Every record must appear in your copy exactly as written, with no pictures.

[Rows from a dataset]
## START

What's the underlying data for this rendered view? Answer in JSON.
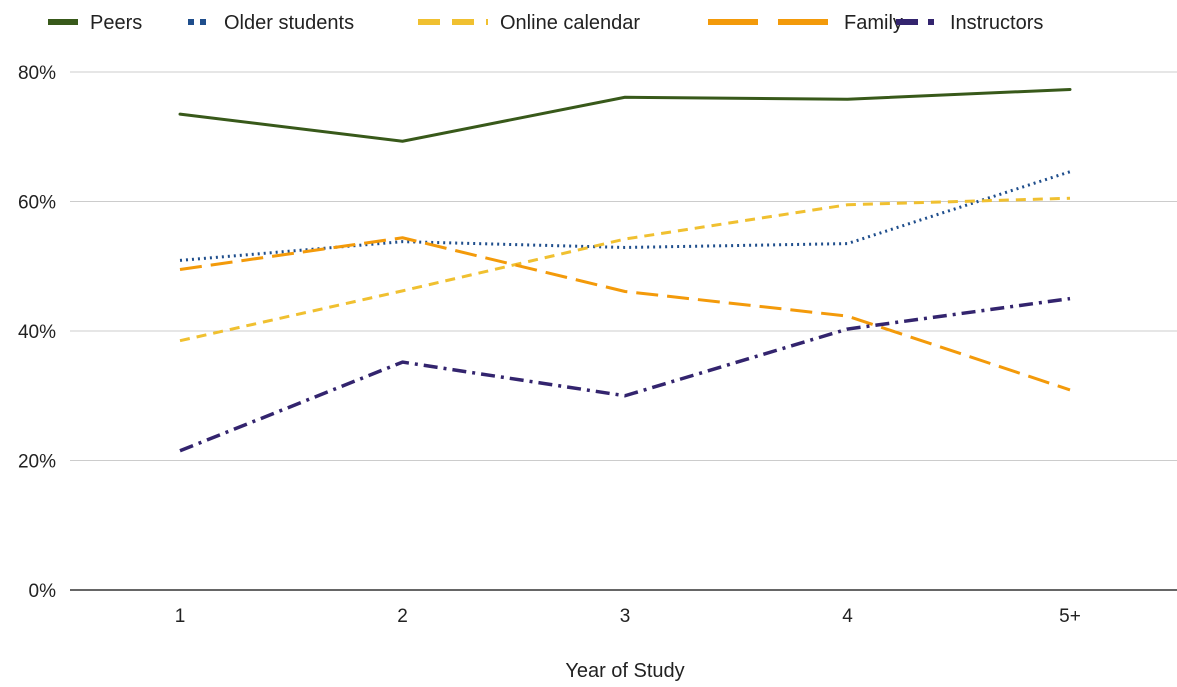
{
  "chart_data": {
    "type": "line",
    "title": "",
    "xlabel": "Year of Study",
    "ylabel": "",
    "categories": [
      "1",
      "2",
      "3",
      "4",
      "5+"
    ],
    "ylim": [
      0,
      80
    ],
    "y_ticks": [
      0,
      20,
      40,
      60,
      80
    ],
    "y_tick_labels": [
      "0%",
      "20%",
      "40%",
      "60%",
      "80%"
    ],
    "grid": true,
    "legend_position": "top",
    "series": [
      {
        "name": "Peers",
        "values": [
          73.5,
          69.3,
          76.1,
          75.8,
          77.3
        ],
        "color": "#38591a",
        "dash": "solid"
      },
      {
        "name": "Older students",
        "values": [
          50.9,
          53.8,
          52.9,
          53.5,
          64.6
        ],
        "color": "#1f4e8c",
        "dash": "dotted"
      },
      {
        "name": "Online calendar",
        "values": [
          38.5,
          46.2,
          54.2,
          59.5,
          60.5
        ],
        "color": "#f0c030",
        "dash": "dashed"
      },
      {
        "name": "Family",
        "values": [
          49.5,
          54.4,
          46.1,
          42.3,
          30.9
        ],
        "color": "#f39a0a",
        "dash": "longdash"
      },
      {
        "name": "Instructors",
        "values": [
          21.5,
          35.2,
          30.0,
          40.3,
          45.0
        ],
        "color": "#33246e",
        "dash": "dashdot"
      }
    ]
  }
}
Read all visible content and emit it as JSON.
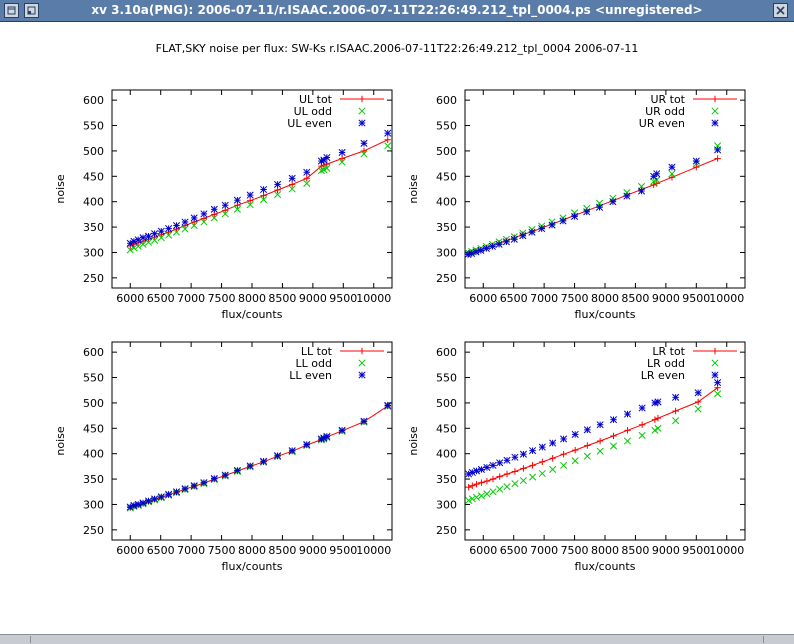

## END

EXERCISE OUTPUT:
What's the underlying data for this rendered view? Answer in JSON.
{
  "chart_data": {
    "type": "line",
    "title": "",
    "xlabel": "Year of Study",
    "ylabel": "",
    "categories": [
      "1",
      "2",
      "3",
      "4",
      "5+"
    ],
    "ylim": [
      0,
      80
    ],
    "y_ticks": [
      0,
      20,
      40,
      60,
      80
    ],
    "y_tick_labels": [
      "0%",
      "20%",
      "40%",
      "60%",
      "80%"
    ],
    "grid": true,
    "legend_position": "top",
    "series": [
      {
        "name": "Peers",
        "values": [
          73.5,
          69.3,
          76.1,
          75.8,
          77.3
        ],
        "color": "#38591a",
        "dash": "solid"
      },
      {
        "name": "Older students",
        "values": [
          50.9,
          53.8,
          52.9,
          53.5,
          64.6
        ],
        "color": "#1f4e8c",
        "dash": "dotted"
      },
      {
        "name": "Online calendar",
        "values": [
          38.5,
          46.2,
          54.2,
          59.5,
          60.5
        ],
        "color": "#f0c030",
        "dash": "dashed"
      },
      {
        "name": "Family",
        "values": [
          49.5,
          54.4,
          46.1,
          42.3,
          30.9
        ],
        "color": "#f39a0a",
        "dash": "longdash"
      },
      {
        "name": "Instructors",
        "values": [
          21.5,
          35.2,
          30.0,
          40.3,
          45.0
        ],
        "color": "#33246e",
        "dash": "dashdot"
      }
    ]
  }
}
Read all visible content and emit it as JSON.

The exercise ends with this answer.